Region and label listings
◆ ◆ ◆ ◆
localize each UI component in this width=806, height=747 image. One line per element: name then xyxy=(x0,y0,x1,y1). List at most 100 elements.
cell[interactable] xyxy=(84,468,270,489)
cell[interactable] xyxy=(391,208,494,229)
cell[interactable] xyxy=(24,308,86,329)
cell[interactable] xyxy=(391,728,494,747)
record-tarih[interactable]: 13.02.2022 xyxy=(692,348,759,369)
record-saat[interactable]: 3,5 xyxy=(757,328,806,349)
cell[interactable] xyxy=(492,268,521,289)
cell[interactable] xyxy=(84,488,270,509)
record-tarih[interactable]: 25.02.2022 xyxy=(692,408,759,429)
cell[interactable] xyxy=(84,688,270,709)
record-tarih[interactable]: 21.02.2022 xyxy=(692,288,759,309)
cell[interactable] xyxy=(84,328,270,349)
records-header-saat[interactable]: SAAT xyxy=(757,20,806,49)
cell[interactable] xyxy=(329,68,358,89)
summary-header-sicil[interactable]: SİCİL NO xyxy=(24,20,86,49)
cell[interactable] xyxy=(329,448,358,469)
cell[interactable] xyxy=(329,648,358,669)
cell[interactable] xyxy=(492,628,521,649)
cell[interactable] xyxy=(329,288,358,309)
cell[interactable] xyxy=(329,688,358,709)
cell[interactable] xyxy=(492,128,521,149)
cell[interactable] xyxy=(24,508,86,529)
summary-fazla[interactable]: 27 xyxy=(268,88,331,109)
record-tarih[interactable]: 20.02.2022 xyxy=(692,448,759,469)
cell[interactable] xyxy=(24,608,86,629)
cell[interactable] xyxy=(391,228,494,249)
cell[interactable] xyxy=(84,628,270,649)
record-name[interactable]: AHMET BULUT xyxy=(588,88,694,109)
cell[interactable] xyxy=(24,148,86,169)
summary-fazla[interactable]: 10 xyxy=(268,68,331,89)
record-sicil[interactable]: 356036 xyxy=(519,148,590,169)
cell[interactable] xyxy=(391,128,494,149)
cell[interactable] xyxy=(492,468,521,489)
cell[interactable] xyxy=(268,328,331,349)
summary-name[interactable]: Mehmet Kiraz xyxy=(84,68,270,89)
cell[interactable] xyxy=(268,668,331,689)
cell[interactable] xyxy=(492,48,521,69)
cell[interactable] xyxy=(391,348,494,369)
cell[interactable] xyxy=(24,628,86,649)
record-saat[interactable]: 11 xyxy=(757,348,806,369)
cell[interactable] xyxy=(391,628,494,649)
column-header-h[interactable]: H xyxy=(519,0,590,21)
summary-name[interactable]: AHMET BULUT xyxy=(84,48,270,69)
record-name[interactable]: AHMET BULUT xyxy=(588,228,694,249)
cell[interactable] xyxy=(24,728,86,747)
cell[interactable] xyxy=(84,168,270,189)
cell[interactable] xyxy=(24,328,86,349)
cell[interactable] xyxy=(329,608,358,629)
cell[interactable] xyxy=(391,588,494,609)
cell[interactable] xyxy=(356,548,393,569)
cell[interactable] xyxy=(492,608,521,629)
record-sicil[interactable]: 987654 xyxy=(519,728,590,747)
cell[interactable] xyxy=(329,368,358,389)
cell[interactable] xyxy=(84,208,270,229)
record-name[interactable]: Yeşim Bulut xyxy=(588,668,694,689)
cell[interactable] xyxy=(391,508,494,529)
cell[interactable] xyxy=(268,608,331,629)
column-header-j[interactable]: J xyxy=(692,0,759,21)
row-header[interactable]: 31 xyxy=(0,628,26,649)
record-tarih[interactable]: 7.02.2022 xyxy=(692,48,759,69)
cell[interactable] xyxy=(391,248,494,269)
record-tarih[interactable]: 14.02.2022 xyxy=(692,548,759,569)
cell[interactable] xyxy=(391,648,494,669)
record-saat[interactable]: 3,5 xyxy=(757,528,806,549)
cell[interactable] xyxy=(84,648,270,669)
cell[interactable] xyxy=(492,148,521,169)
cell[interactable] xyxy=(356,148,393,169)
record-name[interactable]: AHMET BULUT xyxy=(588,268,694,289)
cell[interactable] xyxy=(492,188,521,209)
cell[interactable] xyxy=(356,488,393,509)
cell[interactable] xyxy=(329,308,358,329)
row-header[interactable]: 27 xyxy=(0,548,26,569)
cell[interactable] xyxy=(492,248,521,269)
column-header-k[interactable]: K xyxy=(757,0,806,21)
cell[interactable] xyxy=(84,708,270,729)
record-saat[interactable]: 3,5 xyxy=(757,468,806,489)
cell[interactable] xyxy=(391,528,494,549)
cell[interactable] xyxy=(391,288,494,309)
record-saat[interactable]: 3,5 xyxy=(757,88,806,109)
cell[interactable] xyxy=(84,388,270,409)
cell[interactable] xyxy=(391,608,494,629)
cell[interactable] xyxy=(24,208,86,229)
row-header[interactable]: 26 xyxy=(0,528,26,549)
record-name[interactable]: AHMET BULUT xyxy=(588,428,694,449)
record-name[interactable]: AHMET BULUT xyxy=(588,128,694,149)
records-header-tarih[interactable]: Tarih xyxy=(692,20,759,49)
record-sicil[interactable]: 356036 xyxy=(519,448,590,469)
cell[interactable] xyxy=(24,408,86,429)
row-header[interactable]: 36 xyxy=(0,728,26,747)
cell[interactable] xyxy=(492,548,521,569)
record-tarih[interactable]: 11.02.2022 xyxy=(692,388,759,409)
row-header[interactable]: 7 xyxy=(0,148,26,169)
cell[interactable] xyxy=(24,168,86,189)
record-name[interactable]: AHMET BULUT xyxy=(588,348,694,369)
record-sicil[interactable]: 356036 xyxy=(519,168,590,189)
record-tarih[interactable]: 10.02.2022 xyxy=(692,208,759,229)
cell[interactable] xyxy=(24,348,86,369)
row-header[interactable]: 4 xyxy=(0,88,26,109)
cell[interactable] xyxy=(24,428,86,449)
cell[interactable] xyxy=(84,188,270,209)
◆ ◆ ◆ ◆
Problem description:
Rewrite all of the rows above, swapping every "interactable" for "clickable" and keeping everything else the same.

Response for this exercise:
localize each UI component in this width=806, height=747 image. One line per element: name then xyxy=(x0,y0,x1,y1). List at most 100 elements.
cell[clickable] xyxy=(84,468,270,489)
cell[clickable] xyxy=(391,208,494,229)
cell[clickable] xyxy=(24,308,86,329)
cell[clickable] xyxy=(391,728,494,747)
record-tarih[clickable]: 13.02.2022 xyxy=(692,348,759,369)
record-saat[clickable]: 3,5 xyxy=(757,328,806,349)
cell[clickable] xyxy=(492,268,521,289)
cell[clickable] xyxy=(84,488,270,509)
record-tarih[clickable]: 25.02.2022 xyxy=(692,408,759,429)
cell[clickable] xyxy=(84,688,270,709)
record-tarih[clickable]: 21.02.2022 xyxy=(692,288,759,309)
cell[clickable] xyxy=(84,328,270,349)
records-header-saat[clickable]: SAAT xyxy=(757,20,806,49)
cell[clickable] xyxy=(329,68,358,89)
summary-header-sicil[clickable]: SİCİL NO xyxy=(24,20,86,49)
cell[clickable] xyxy=(329,448,358,469)
cell[clickable] xyxy=(329,648,358,669)
cell[clickable] xyxy=(492,628,521,649)
cell[clickable] xyxy=(329,288,358,309)
cell[clickable] xyxy=(329,688,358,709)
cell[clickable] xyxy=(492,128,521,149)
cell[clickable] xyxy=(24,508,86,529)
summary-fazla[clickable]: 27 xyxy=(268,88,331,109)
record-tarih[clickable]: 20.02.2022 xyxy=(692,448,759,469)
cell[clickable] xyxy=(24,608,86,629)
cell[clickable] xyxy=(391,228,494,249)
cell[clickable] xyxy=(84,628,270,649)
record-name[clickable]: AHMET BULUT xyxy=(588,88,694,109)
cell[clickable] xyxy=(24,148,86,169)
summary-fazla[clickable]: 10 xyxy=(268,68,331,89)
record-sicil[clickable]: 356036 xyxy=(519,148,590,169)
cell[clickable] xyxy=(391,128,494,149)
cell[clickable] xyxy=(492,468,521,489)
cell[clickable] xyxy=(268,328,331,349)
summary-name[clickable]: Mehmet Kiraz xyxy=(84,68,270,89)
cell[clickable] xyxy=(268,668,331,689)
cell[clickable] xyxy=(492,48,521,69)
cell[clickable] xyxy=(391,348,494,369)
cell[clickable] xyxy=(24,628,86,649)
record-saat[clickable]: 11 xyxy=(757,348,806,369)
cell[clickable] xyxy=(391,628,494,649)
column-header-h[clickable]: H xyxy=(519,0,590,21)
summary-name[clickable]: AHMET BULUT xyxy=(84,48,270,69)
record-name[clickable]: AHMET BULUT xyxy=(588,228,694,249)
cell[clickable] xyxy=(24,728,86,747)
cell[clickable] xyxy=(84,168,270,189)
cell[clickable] xyxy=(24,328,86,349)
cell[clickable] xyxy=(329,608,358,629)
cell[clickable] xyxy=(391,588,494,609)
cell[clickable] xyxy=(356,548,393,569)
cell[clickable] xyxy=(492,608,521,629)
record-sicil[clickable]: 987654 xyxy=(519,728,590,747)
cell[clickable] xyxy=(329,368,358,389)
cell[clickable] xyxy=(84,208,270,229)
record-name[clickable]: Yeşim Bulut xyxy=(588,668,694,689)
cell[clickable] xyxy=(391,508,494,529)
cell[clickable] xyxy=(268,608,331,629)
column-header-j[clickable]: J xyxy=(692,0,759,21)
row-header[clickable]: 31 xyxy=(0,628,26,649)
record-tarih[clickable]: 7.02.2022 xyxy=(692,48,759,69)
cell[clickable] xyxy=(391,248,494,269)
record-tarih[clickable]: 14.02.2022 xyxy=(692,548,759,569)
cell[clickable] xyxy=(391,648,494,669)
record-saat[clickable]: 3,5 xyxy=(757,528,806,549)
cell[clickable] xyxy=(84,648,270,669)
cell[clickable] xyxy=(492,148,521,169)
cell[clickable] xyxy=(356,148,393,169)
record-name[clickable]: AHMET BULUT xyxy=(588,268,694,289)
cell[clickable] xyxy=(492,188,521,209)
cell[clickable] xyxy=(356,488,393,509)
cell[clickable] xyxy=(329,308,358,329)
row-header[clickable]: 27 xyxy=(0,548,26,569)
cell[clickable] xyxy=(492,248,521,269)
column-header-k[clickable]: K xyxy=(757,0,806,21)
cell[clickable] xyxy=(84,708,270,729)
record-saat[clickable]: 3,5 xyxy=(757,468,806,489)
cell[clickable] xyxy=(391,528,494,549)
cell[clickable] xyxy=(391,288,494,309)
record-saat[clickable]: 3,5 xyxy=(757,88,806,109)
cell[clickable] xyxy=(84,388,270,409)
cell[clickable] xyxy=(391,608,494,629)
cell[clickable] xyxy=(24,208,86,229)
row-header[clickable]: 26 xyxy=(0,528,26,549)
record-name[clickable]: AHMET BULUT xyxy=(588,428,694,449)
record-name[clickable]: AHMET BULUT xyxy=(588,128,694,149)
records-header-tarih[clickable]: Tarih xyxy=(692,20,759,49)
record-sicil[clickable]: 356036 xyxy=(519,448,590,469)
cell[clickable] xyxy=(24,408,86,429)
row-header[clickable]: 36 xyxy=(0,728,26,747)
cell[clickable] xyxy=(492,548,521,569)
record-tarih[clickable]: 11.02.2022 xyxy=(692,388,759,409)
row-header[clickable]: 7 xyxy=(0,148,26,169)
cell[clickable] xyxy=(24,168,86,189)
record-name[clickable]: AHMET BULUT xyxy=(588,348,694,369)
record-sicil[clickable]: 356036 xyxy=(519,168,590,189)
record-tarih[clickable]: 10.02.2022 xyxy=(692,208,759,229)
cell[clickable] xyxy=(24,348,86,369)
row-header[clickable]: 4 xyxy=(0,88,26,109)
cell[clickable] xyxy=(24,428,86,449)
cell[clickable] xyxy=(84,188,270,209)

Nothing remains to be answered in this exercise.